**Input records**
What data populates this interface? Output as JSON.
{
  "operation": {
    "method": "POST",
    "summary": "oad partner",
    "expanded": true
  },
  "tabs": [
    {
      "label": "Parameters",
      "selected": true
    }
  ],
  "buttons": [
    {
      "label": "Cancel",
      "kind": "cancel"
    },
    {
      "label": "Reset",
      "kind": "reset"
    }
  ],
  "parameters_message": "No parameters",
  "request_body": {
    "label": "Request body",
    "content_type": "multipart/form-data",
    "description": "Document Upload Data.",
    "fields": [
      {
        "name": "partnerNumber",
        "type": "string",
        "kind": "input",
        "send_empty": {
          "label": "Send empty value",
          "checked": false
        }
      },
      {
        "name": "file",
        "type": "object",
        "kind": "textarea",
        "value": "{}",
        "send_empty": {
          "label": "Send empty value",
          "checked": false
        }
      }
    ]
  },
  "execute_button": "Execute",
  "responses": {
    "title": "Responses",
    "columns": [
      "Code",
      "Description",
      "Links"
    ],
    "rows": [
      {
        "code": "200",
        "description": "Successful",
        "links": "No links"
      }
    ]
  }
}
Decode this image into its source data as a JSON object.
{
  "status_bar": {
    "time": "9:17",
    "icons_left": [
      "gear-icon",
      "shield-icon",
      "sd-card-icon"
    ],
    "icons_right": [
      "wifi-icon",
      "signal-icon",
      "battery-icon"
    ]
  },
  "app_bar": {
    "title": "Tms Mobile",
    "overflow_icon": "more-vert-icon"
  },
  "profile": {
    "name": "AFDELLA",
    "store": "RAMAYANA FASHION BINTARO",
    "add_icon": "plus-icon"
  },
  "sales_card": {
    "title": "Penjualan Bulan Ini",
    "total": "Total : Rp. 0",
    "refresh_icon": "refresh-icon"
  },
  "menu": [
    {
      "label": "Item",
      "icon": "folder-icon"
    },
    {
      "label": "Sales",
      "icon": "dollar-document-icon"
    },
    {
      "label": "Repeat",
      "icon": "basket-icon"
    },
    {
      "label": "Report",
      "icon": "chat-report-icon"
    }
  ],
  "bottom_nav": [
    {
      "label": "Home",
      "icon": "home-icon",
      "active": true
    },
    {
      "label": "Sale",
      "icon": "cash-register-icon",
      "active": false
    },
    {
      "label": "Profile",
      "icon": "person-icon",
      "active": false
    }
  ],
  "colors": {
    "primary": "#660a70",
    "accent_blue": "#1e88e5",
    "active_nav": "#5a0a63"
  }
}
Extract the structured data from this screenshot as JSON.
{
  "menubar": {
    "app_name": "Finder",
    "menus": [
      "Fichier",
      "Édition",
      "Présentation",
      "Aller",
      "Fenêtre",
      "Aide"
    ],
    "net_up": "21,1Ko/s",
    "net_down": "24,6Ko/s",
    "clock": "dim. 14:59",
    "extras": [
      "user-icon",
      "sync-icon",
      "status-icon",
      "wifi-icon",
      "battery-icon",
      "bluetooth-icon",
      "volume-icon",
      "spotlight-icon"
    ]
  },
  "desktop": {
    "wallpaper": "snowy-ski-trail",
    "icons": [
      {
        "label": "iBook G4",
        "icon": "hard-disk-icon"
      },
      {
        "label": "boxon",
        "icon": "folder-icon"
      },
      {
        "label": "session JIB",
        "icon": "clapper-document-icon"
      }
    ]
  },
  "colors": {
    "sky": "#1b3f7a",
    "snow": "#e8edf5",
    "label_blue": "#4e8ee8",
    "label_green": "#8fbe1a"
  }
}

**Objective**
Select and copy every line of the listing with the word "true".

**Full solution**
    "expanded": true
      "selected": true
      "active": true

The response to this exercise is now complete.